* _The task_
Identify the lines bearing the string "start" and gather them.
"""
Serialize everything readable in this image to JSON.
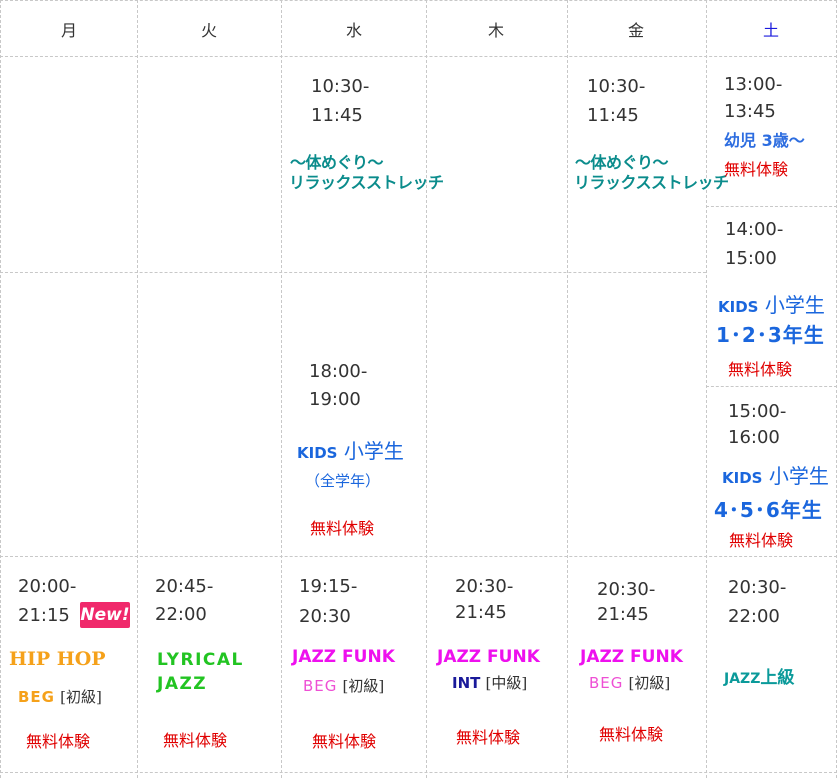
{
  "days": [
    "月",
    "火",
    "水",
    "木",
    "金",
    "土"
  ],
  "morning": {
    "wed": {
      "start": "10:30-",
      "end": "11:45",
      "line1": "～体めぐり～",
      "line2": "リラックスストレッチ"
    },
    "fri": {
      "start": "10:30-",
      "end": "11:45",
      "line1": "～体めぐり～",
      "line2": "リラックスストレッチ"
    },
    "sat1": {
      "start": "13:00-",
      "end": "13:45",
      "title": "幼児 3歳～",
      "trial": "無料体験"
    }
  },
  "afternoon": {
    "sat2": {
      "start": "14:00-",
      "end": "15:00",
      "kids": "KIDS",
      "kids_label": "小学生",
      "grades": "1･2･3年生",
      "trial": "無料体験"
    },
    "wed": {
      "start": "18:00-",
      "end": "19:00",
      "kids": "KIDS",
      "kids_label": "小学生",
      "sub": "（全学年）",
      "trial": "無料体験"
    },
    "sat3": {
      "start": "15:00-",
      "end": "16:00",
      "kids": "KIDS",
      "kids_label": "小学生",
      "grades": "4･5･6年生",
      "trial": "無料体験"
    }
  },
  "evening": {
    "mon": {
      "start": "20:00-",
      "end": "21:15",
      "badge": "New!",
      "class": "HIP HOP",
      "level_code": "BEG",
      "level": "[初級]",
      "trial": "無料体験"
    },
    "tue": {
      "start": "20:45-",
      "end": "22:00",
      "class1": "LYRICAL",
      "class2": "JAZZ",
      "trial": "無料体験"
    },
    "wed": {
      "start": "19:15-",
      "end": "20:30",
      "class": "JAZZ FUNK",
      "level_code": "BEG",
      "level": "[初級]",
      "trial": "無料体験"
    },
    "thu": {
      "start": "20:30-",
      "end": "21:45",
      "class": "JAZZ FUNK",
      "level_code": "INT",
      "level": "[中級]",
      "trial": "無料体験"
    },
    "fri": {
      "start": "20:30-",
      "end": "21:45",
      "class": "JAZZ FUNK",
      "level_code": "BEG",
      "level": "[初級]",
      "trial": "無料体験"
    },
    "sat": {
      "start": "20:30-",
      "end": "22:00",
      "class_prefix": "JAZZ",
      "class_suffix": "上級"
    }
  }
}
"""
* _Answer to the exercise_
      "start": "10:30-",
      "start": "10:30-",
      "start": "13:00-",
      "start": "14:00-",
      "start": "18:00-",
      "start": "15:00-",
      "start": "20:00-",
      "start": "20:45-",
      "start": "19:15-",
      "start": "20:30-",
      "start": "20:30-",
      "start": "20:30-",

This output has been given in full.